- **Work order**: Copy every line from the records below that holds the word "count".
** Opening Recorded information block **
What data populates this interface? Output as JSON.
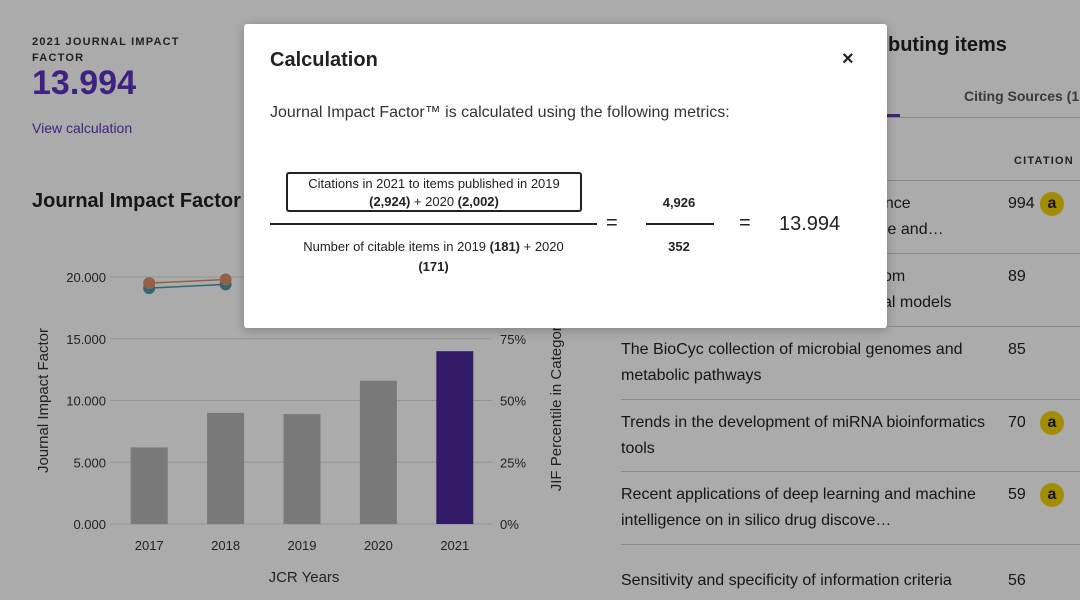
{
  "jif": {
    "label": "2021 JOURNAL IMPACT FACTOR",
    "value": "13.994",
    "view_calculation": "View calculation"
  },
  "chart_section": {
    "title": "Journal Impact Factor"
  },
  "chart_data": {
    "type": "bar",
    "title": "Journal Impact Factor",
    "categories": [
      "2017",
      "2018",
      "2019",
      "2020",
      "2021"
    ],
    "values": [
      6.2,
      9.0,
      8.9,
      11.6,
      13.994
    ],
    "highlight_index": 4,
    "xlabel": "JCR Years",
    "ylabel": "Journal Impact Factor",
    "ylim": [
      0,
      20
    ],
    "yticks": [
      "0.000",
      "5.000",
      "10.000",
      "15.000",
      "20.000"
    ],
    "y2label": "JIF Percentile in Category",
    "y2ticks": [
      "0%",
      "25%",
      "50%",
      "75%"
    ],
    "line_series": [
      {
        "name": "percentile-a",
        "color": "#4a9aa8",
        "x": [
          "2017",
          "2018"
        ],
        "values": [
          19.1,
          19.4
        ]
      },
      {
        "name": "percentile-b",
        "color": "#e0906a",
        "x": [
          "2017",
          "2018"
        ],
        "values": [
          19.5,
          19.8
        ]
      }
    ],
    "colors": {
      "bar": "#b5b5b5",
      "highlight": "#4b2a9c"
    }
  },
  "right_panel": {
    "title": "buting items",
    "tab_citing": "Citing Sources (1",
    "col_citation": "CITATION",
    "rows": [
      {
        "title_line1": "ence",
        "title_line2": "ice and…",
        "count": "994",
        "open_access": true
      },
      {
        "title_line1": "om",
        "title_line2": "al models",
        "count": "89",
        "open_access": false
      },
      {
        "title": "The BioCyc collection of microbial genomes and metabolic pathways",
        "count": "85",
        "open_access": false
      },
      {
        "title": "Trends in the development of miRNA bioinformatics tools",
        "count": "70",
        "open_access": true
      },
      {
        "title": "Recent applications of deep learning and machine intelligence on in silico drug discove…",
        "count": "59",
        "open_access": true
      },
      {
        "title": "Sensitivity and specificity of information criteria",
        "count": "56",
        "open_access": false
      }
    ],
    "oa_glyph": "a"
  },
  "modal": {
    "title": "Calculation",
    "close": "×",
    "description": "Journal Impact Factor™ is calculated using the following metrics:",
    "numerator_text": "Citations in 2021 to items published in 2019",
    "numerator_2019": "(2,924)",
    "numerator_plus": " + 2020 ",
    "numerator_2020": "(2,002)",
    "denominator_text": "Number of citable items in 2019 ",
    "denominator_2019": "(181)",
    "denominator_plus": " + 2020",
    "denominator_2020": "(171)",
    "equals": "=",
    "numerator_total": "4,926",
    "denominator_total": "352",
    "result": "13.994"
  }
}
** Closing Recorded information block **
- **Result for this task**:
        "count": "994",
        "count": "89",
        "count": "85",
        "count": "70",
        "count": "59",
        "count": "56",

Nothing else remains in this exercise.